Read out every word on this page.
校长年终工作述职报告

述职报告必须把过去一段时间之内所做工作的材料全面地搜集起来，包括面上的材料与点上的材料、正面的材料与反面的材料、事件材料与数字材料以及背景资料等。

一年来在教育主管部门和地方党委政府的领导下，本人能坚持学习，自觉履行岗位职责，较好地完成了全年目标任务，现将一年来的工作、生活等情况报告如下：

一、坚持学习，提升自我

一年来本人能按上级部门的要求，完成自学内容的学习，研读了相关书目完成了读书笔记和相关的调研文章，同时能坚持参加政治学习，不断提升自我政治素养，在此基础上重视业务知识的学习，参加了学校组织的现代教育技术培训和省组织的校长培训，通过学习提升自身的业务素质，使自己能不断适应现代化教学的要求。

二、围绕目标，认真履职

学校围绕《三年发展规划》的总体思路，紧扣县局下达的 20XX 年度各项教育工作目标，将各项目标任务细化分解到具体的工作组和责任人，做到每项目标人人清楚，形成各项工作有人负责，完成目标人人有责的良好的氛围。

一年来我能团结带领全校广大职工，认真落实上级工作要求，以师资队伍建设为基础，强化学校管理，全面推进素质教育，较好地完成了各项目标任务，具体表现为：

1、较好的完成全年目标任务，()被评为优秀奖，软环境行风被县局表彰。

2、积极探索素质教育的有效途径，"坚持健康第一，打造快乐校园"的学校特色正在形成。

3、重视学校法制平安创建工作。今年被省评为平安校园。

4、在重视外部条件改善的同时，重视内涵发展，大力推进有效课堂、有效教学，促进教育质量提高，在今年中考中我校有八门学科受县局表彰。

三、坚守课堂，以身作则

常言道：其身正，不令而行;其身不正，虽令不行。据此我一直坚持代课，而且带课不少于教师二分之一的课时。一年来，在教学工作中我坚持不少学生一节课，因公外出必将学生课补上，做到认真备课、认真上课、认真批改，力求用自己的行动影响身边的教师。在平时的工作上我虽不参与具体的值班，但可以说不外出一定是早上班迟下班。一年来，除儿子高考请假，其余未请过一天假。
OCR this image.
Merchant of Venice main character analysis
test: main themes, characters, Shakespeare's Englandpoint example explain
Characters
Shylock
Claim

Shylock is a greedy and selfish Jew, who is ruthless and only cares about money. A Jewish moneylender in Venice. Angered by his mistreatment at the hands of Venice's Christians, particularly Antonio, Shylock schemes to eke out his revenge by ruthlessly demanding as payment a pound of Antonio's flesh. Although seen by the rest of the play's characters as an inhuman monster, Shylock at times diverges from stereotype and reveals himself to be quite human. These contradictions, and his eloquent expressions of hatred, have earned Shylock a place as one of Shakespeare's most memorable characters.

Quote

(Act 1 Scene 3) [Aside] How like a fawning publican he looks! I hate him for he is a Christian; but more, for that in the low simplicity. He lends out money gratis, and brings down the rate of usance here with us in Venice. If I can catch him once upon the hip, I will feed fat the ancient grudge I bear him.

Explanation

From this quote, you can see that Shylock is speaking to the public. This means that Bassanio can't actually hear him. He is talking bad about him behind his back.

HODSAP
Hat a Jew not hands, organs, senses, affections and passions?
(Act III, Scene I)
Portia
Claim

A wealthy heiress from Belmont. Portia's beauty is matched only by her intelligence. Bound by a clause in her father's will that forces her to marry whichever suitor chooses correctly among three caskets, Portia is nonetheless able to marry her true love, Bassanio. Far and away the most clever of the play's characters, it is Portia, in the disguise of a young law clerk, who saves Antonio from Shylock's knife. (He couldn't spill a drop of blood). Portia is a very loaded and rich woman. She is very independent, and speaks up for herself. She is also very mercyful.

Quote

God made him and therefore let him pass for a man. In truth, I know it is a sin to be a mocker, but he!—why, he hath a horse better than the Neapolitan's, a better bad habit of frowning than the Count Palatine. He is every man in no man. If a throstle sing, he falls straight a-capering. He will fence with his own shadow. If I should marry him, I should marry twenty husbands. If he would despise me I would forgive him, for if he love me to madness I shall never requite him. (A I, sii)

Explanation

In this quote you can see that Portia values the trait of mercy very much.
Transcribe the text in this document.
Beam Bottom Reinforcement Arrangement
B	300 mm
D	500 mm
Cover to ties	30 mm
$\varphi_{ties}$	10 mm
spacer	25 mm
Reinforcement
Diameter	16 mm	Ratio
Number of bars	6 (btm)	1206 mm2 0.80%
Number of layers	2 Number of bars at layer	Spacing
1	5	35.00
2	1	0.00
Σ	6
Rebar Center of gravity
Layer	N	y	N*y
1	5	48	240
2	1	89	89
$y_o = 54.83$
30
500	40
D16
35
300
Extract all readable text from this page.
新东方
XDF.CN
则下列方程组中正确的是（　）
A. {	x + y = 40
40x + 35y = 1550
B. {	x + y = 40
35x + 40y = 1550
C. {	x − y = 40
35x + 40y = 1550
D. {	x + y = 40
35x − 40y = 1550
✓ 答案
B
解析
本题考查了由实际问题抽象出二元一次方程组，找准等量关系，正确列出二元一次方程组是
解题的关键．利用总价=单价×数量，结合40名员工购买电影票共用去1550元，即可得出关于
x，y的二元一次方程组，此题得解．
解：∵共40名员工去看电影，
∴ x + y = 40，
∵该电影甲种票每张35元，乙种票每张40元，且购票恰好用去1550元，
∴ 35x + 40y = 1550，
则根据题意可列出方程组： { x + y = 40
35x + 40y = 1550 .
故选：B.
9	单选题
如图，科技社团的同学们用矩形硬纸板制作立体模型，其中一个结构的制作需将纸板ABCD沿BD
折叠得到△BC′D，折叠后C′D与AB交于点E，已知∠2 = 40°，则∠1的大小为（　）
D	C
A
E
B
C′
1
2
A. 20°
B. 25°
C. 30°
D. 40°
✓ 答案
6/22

→ **Given problem**:
Return the listing above in its exact form.

→ **Final result**:
Read out every word on this page.
校长年终工作述职报告

述职报告必须把过去一段时间之内所做工作的材料全面地搜集起来，包括面上的材料与点上的材料、正面的材料与反面的材料、事件材料与数字材料以及背景资料等。

一年来在教育主管部门和地方党委政府的领导下，本人能坚持学习，自觉履行岗位职责，较好地完成了全年目标任务，现将一年来的工作、生活等情况报告如下：

一、坚持学习，提升自我

一年来本人能按上级部门的要求，完成自学内容的学习，研读了相关书目完成了读书笔记和相关的调研文章，同时能坚持参加政治学习，不断提升自我政治素养，在此基础上重视业务知识的学习，参加了学校组织的现代教育技术培训和省组织的校长培训，通过学习提升自身的业务素质，使自己能不断适应现代化教学的要求。

二、围绕目标，认真履职

学校围绕《三年发展规划》的总体思路，紧扣县局下达的 20XX 年度各项教育工作目标，将各项目标任务细化分解到具体的工作组和责任人，做到每项目标人人清楚，形成各项工作有人负责，完成目标人人有责的良好的氛围。

一年来我能团结带领全校广大职工，认真落实上级工作要求，以师资队伍建设为基础，强化学校管理，全面推进素质教育，较好地完成了各项目标任务，具体表现为：

1、较好的完成全年目标任务，()被评为优秀奖，软环境行风被县局表彰。

2、积极探索素质教育的有效途径，"坚持健康第一，打造快乐校园"的学校特色正在形成。

3、重视学校法制平安创建工作。今年被省评为平安校园。

4、在重视外部条件改善的同时，重视内涵发展，大力推进有效课堂、有效教学，促进教育质量提高，在今年中考中我校有八门学科受县局表彰。

三、坚守课堂，以身作则

常言道：其身正，不令而行;其身不正，虽令不行。据此我一直坚持代课，而且带课不少于教师二分之一的课时。一年来，在教学工作中我坚持不少学生一节课，因公外出必将学生课补上，做到认真备课、认真上课、认真批改，力求用自己的行动影响身边的教师。在平时的工作上我虽不参与具体的值班，但可以说不外出一定是早上班迟下班。一年来，除儿子高考请假，其余未请过一天假。
OCR this image.
Merchant of Venice main character analysis
test: main themes, characters, Shakespeare's Englandpoint example explain
Characters
Shylock
Claim

Shylock is a greedy and selfish Jew, who is ruthless and only cares about money. A Jewish moneylender in Venice. Angered by his mistreatment at the hands of Venice's Christians, particularly Antonio, Shylock schemes to eke out his revenge by ruthlessly demanding as payment a pound of Antonio's flesh. Although seen by the rest of the play's characters as an inhuman monster, Shylock at times diverges from stereotype and reveals himself to be quite human. These contradictions, and his eloquent expressions of hatred, have earned Shylock a place as one of Shakespeare's most memorable characters.

Quote

(Act 1 Scene 3) [Aside] How like a fawning publican he looks! I hate him for he is a Christian; but more, for that in the low simplicity. He lends out money gratis, and brings down the rate of usance here with us in Venice. If I can catch him once upon the hip, I will feed fat the ancient grudge I bear him.

Explanation

From this quote, you can see that Shylock is speaking to the public. This means that Bassanio can't actually hear him. He is talking bad about him behind his back.

HODSAP
Hat a Jew not hands, organs, senses, affections and passions?
(Act III, Scene I)
Portia
Claim

A wealthy heiress from Belmont. Portia's beauty is matched only by her intelligence. Bound by a clause in her father's will that forces her to marry whichever suitor chooses correctly among three caskets, Portia is nonetheless able to marry her true love, Bassanio. Far and away the most clever of the play's characters, it is Portia, in the disguise of a young law clerk, who saves Antonio from Shylock's knife. (He couldn't spill a drop of blood). Portia is a very loaded and rich woman. She is very independent, and speaks up for herself. She is also very mercyful.

Quote

God made him and therefore let him pass for a man. In truth, I know it is a sin to be a mocker, but he!—why, he hath a horse better than the Neapolitan's, a better bad habit of frowning than the Count Palatine. He is every man in no man. If a throstle sing, he falls straight a-capering. He will fence with his own shadow. If I should marry him, I should marry twenty husbands. If he would despise me I would forgive him, for if he love me to madness I shall never requite him. (A I, sii)

Explanation

In this quote you can see that Portia values the trait of mercy very much.
Transcribe the text in this document.
Beam Bottom Reinforcement Arrangement
B	300 mm
D	500 mm
Cover to ties	30 mm
$\varphi_{ties}$	10 mm
spacer	25 mm
Reinforcement
Diameter	16 mm	Ratio
Number of bars	6 (btm)	1206 mm2 0.80%
Number of layers	2 Number of bars at layer	Spacing
1	5	35.00
2	1	0.00
Σ	6
Rebar Center of gravity
Layer	N	y	N*y
1	5	48	240
2	1	89	89
$y_o = 54.83$
30
500	40
D16
35
300
Extract all readable text from this page.
新东方
XDF.CN
则下列方程组中正确的是（　）
A. {	x + y = 40
40x + 35y = 1550
B. {	x + y = 40
35x + 40y = 1550
C. {	x − y = 40
35x + 40y = 1550
D. {	x + y = 40
35x − 40y = 1550
✓ 答案
B
解析
本题考查了由实际问题抽象出二元一次方程组，找准等量关系，正确列出二元一次方程组是
解题的关键．利用总价=单价×数量，结合40名员工购买电影票共用去1550元，即可得出关于
x，y的二元一次方程组，此题得解．
解：∵共40名员工去看电影，
∴ x + y = 40，
∵该电影甲种票每张35元，乙种票每张40元，且购票恰好用去1550元，
∴ 35x + 40y = 1550，
则根据题意可列出方程组： { x + y = 40
35x + 40y = 1550 .
故选：B.
9	单选题
如图，科技社团的同学们用矩形硬纸板制作立体模型，其中一个结构的制作需将纸板ABCD沿BD
折叠得到△BC′D，折叠后C′D与AB交于点E，已知∠2 = 40°，则∠1的大小为（　）
D	C
A
E
B
C′
1
2
A. 20°
B. 25°
C. 30°
D. 40°
✓ 答案
6/22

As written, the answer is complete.